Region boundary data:
════════
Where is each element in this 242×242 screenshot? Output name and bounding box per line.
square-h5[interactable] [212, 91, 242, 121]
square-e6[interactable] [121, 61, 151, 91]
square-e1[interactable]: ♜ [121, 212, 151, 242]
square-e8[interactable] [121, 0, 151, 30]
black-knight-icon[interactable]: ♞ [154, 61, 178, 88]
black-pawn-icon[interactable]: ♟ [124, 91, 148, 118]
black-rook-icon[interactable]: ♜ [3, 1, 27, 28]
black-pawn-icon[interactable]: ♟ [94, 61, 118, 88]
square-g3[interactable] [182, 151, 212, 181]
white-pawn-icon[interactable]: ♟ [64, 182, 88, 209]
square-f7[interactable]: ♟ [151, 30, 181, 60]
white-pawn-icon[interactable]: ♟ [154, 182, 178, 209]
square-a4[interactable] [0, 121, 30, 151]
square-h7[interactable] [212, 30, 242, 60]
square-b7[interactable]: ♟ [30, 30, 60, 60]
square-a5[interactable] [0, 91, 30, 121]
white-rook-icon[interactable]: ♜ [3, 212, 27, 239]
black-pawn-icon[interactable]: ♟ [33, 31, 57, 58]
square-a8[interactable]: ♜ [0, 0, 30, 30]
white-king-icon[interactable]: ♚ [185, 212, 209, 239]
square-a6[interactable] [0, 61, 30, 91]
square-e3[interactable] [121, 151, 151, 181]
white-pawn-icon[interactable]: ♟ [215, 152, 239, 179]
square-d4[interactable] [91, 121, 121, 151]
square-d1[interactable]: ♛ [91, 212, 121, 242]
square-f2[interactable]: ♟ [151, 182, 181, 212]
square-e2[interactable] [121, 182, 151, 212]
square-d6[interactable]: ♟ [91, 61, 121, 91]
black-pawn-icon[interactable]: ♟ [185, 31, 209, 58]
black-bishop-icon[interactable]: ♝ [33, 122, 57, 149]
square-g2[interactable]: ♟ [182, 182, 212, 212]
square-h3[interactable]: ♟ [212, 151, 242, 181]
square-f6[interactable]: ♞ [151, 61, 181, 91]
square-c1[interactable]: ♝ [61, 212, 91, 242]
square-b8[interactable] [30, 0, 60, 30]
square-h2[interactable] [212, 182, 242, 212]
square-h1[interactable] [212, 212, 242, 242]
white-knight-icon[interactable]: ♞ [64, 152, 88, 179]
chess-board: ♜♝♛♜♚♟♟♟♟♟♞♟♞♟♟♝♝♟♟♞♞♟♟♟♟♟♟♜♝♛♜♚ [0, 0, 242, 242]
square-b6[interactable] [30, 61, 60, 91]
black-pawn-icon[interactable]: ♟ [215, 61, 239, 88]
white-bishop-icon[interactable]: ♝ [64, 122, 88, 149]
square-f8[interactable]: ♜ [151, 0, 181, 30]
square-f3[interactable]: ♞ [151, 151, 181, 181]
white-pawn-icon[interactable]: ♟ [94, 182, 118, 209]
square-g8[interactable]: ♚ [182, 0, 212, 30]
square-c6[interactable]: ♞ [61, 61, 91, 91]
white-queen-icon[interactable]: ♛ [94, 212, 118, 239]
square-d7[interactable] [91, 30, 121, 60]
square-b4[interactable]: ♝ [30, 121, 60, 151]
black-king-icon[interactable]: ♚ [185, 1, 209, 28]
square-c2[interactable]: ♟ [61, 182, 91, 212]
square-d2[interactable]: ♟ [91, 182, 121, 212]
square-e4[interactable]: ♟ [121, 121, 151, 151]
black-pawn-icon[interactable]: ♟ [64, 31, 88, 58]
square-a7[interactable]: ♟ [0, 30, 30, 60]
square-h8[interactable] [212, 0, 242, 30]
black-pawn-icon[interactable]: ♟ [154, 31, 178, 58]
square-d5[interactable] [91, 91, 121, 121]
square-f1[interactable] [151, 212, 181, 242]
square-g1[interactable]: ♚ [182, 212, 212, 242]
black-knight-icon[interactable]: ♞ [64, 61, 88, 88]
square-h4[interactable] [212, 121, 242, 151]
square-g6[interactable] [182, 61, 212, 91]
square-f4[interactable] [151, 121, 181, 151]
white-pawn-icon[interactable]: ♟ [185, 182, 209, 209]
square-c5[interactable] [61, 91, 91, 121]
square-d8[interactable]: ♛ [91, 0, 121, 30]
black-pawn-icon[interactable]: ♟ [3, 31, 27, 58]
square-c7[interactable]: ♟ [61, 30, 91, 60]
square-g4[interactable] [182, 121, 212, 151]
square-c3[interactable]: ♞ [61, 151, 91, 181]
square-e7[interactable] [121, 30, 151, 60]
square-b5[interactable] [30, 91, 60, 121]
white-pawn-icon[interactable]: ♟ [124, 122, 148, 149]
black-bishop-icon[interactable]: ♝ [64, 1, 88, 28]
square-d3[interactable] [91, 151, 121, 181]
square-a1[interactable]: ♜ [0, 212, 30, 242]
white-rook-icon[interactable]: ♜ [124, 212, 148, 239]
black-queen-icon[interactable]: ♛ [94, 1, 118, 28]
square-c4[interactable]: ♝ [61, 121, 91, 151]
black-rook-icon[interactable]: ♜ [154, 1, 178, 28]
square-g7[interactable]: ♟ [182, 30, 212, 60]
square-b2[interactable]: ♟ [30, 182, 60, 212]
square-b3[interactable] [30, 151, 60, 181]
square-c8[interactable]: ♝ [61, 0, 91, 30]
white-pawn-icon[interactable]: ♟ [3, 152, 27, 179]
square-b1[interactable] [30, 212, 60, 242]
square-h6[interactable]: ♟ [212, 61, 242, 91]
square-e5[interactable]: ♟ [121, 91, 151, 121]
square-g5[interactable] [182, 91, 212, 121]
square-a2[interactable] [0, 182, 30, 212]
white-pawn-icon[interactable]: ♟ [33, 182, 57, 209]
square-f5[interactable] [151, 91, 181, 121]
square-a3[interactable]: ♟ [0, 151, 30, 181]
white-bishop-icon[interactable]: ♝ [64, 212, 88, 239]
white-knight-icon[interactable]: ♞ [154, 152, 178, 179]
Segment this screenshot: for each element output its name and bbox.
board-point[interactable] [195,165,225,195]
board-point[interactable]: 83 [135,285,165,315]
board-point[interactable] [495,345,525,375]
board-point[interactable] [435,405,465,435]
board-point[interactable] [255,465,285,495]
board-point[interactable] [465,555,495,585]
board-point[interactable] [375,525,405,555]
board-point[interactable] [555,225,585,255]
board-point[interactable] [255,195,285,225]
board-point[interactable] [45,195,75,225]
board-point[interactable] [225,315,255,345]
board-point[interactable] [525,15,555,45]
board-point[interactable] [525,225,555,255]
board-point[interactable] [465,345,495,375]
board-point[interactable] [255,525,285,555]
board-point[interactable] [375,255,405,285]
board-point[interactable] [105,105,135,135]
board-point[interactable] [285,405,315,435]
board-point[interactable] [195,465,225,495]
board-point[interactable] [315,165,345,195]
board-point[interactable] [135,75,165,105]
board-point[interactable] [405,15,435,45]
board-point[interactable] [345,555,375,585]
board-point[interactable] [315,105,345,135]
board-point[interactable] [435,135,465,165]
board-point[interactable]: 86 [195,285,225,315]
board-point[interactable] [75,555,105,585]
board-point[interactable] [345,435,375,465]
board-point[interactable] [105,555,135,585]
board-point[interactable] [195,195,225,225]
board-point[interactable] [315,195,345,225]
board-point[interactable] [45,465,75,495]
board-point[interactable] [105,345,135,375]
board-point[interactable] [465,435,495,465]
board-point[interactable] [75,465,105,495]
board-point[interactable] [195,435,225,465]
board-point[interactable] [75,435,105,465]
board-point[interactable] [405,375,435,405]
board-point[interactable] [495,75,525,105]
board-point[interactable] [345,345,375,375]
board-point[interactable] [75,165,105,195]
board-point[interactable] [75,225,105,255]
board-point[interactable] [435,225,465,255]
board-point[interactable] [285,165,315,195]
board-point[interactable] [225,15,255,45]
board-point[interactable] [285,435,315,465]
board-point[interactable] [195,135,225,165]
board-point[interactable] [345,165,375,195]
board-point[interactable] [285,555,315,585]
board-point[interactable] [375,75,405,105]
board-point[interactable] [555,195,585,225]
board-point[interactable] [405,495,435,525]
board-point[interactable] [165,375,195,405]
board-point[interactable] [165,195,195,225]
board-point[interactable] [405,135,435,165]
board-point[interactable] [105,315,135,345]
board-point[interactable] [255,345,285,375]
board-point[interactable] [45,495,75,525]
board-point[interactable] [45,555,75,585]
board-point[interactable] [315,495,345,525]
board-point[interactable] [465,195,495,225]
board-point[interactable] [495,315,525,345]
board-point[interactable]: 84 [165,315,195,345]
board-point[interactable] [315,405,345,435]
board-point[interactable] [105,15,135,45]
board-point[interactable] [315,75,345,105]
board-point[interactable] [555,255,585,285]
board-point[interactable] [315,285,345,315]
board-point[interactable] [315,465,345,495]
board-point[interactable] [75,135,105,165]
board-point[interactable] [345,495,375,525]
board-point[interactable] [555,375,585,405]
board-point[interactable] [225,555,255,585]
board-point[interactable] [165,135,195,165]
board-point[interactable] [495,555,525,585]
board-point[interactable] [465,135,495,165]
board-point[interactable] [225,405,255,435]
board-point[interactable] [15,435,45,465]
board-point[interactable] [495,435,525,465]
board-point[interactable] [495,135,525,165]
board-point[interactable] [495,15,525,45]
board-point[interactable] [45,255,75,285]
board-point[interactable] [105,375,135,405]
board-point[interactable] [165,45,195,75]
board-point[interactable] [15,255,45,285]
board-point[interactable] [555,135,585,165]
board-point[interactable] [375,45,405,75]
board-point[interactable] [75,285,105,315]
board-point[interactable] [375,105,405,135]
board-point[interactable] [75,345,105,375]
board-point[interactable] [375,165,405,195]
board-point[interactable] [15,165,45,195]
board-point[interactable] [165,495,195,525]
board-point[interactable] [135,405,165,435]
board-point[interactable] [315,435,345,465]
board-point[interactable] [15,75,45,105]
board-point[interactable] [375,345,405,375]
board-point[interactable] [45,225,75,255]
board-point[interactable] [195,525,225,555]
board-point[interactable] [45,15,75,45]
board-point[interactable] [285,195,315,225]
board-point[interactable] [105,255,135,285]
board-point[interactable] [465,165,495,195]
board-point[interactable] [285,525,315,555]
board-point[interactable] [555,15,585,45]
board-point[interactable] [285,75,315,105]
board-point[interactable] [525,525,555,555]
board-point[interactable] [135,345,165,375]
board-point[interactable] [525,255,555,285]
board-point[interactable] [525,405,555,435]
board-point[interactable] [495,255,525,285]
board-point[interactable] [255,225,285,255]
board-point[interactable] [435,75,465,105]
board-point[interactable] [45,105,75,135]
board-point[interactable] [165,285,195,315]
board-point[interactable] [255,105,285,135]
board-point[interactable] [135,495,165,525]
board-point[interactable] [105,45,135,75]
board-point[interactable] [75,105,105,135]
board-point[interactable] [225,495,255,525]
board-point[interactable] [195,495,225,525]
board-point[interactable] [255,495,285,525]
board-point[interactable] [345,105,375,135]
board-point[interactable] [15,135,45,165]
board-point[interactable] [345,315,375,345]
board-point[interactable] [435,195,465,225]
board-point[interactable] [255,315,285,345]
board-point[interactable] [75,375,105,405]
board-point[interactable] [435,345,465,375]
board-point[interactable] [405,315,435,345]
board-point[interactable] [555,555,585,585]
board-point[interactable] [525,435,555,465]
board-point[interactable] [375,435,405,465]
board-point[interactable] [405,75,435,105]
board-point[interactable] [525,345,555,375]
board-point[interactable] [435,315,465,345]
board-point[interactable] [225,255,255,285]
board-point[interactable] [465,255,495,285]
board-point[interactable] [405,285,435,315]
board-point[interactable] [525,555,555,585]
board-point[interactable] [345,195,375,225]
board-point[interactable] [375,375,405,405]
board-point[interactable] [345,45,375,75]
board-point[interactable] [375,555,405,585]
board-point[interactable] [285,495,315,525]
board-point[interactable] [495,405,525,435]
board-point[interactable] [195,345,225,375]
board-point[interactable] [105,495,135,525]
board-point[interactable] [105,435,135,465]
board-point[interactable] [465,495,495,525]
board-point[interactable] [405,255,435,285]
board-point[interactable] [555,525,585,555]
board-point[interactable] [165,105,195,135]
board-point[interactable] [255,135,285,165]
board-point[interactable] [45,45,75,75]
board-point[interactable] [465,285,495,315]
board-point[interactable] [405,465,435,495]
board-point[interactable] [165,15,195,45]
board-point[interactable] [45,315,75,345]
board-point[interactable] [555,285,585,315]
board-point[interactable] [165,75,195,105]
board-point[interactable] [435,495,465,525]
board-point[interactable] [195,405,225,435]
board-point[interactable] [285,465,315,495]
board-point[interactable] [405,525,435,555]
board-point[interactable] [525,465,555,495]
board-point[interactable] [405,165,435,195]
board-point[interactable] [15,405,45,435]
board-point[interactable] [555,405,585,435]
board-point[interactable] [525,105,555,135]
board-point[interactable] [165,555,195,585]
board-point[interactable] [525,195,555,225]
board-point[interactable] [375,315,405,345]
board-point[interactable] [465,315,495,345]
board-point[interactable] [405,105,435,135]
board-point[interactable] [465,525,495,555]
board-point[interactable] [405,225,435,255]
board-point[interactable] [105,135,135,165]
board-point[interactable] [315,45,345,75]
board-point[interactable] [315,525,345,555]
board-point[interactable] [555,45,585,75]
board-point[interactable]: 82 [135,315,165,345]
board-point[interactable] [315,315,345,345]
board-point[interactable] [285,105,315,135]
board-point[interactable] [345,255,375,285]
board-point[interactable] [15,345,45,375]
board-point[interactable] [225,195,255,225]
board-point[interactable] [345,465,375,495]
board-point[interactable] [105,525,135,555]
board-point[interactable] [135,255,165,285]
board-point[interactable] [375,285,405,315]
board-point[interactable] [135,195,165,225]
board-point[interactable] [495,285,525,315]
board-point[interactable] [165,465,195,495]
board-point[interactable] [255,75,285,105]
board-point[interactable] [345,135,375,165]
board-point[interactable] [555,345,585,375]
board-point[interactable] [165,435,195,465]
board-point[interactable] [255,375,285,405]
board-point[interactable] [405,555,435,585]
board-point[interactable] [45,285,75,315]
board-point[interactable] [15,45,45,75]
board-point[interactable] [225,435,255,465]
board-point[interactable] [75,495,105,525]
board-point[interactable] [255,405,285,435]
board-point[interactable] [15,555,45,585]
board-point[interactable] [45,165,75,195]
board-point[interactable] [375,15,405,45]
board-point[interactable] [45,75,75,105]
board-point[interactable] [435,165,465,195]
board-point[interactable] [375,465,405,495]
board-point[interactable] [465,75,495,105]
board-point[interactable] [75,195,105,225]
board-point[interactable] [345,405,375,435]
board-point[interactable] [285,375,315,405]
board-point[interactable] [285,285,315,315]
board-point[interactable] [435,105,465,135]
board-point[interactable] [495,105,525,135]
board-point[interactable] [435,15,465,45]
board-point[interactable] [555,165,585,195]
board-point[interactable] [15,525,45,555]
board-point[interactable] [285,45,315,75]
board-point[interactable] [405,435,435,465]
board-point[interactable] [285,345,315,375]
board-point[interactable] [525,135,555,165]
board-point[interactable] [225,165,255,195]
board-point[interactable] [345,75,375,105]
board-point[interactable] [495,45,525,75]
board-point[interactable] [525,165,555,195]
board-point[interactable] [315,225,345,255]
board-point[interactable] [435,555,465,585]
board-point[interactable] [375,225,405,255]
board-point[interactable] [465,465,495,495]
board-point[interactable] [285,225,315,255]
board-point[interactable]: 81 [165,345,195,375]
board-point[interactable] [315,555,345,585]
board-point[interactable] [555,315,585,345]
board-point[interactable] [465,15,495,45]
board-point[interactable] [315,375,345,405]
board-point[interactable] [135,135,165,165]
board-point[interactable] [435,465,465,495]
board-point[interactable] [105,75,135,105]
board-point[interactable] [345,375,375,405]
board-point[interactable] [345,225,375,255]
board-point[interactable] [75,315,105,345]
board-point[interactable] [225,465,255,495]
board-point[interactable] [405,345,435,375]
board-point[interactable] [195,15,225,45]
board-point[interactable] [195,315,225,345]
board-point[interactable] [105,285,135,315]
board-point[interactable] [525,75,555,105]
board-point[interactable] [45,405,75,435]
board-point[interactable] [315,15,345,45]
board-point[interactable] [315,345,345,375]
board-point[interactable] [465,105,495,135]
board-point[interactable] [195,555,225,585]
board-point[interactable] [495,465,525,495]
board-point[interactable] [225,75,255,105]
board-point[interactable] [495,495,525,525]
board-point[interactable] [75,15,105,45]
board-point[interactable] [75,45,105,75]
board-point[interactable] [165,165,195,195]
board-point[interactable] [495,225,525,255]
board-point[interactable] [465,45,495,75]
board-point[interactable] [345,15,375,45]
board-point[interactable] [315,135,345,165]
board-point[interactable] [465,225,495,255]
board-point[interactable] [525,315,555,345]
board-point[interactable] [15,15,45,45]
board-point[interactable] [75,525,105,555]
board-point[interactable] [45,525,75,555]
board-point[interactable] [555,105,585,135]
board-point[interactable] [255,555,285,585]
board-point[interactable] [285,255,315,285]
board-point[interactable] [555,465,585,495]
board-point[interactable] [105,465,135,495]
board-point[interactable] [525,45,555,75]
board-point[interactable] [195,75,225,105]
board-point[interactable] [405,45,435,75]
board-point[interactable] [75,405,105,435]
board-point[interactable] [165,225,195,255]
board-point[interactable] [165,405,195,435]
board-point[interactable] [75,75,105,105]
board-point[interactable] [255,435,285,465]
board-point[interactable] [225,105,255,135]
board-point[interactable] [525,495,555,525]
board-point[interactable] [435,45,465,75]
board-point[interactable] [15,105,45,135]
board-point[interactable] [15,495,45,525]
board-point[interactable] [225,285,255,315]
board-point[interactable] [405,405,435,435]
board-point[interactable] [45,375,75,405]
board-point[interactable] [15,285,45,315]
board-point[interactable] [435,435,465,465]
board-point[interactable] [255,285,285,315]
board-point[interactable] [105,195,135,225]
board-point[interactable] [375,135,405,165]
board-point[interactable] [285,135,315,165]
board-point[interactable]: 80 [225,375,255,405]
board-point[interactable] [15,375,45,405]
════════
**EXERCISE TASK:** Quote the rows above word for word, from the first one through the line containing "white-pawn-icon[interactable]: ♟ [154, 182, 178, 209]", and include both of those lines.

**ANSWER TO THE PROBLEM:**
Where is each element in this 242×242 screenshot? Output name and bounding box per line.
square-h5[interactable] [212, 91, 242, 121]
square-e6[interactable] [121, 61, 151, 91]
square-e1[interactable]: ♜ [121, 212, 151, 242]
square-e8[interactable] [121, 0, 151, 30]
black-knight-icon[interactable]: ♞ [154, 61, 178, 88]
black-pawn-icon[interactable]: ♟ [124, 91, 148, 118]
black-rook-icon[interactable]: ♜ [3, 1, 27, 28]
black-pawn-icon[interactable]: ♟ [94, 61, 118, 88]
square-g3[interactable] [182, 151, 212, 181]
white-pawn-icon[interactable]: ♟ [64, 182, 88, 209]
square-f7[interactable]: ♟ [151, 30, 181, 60]
white-pawn-icon[interactable]: ♟ [154, 182, 178, 209]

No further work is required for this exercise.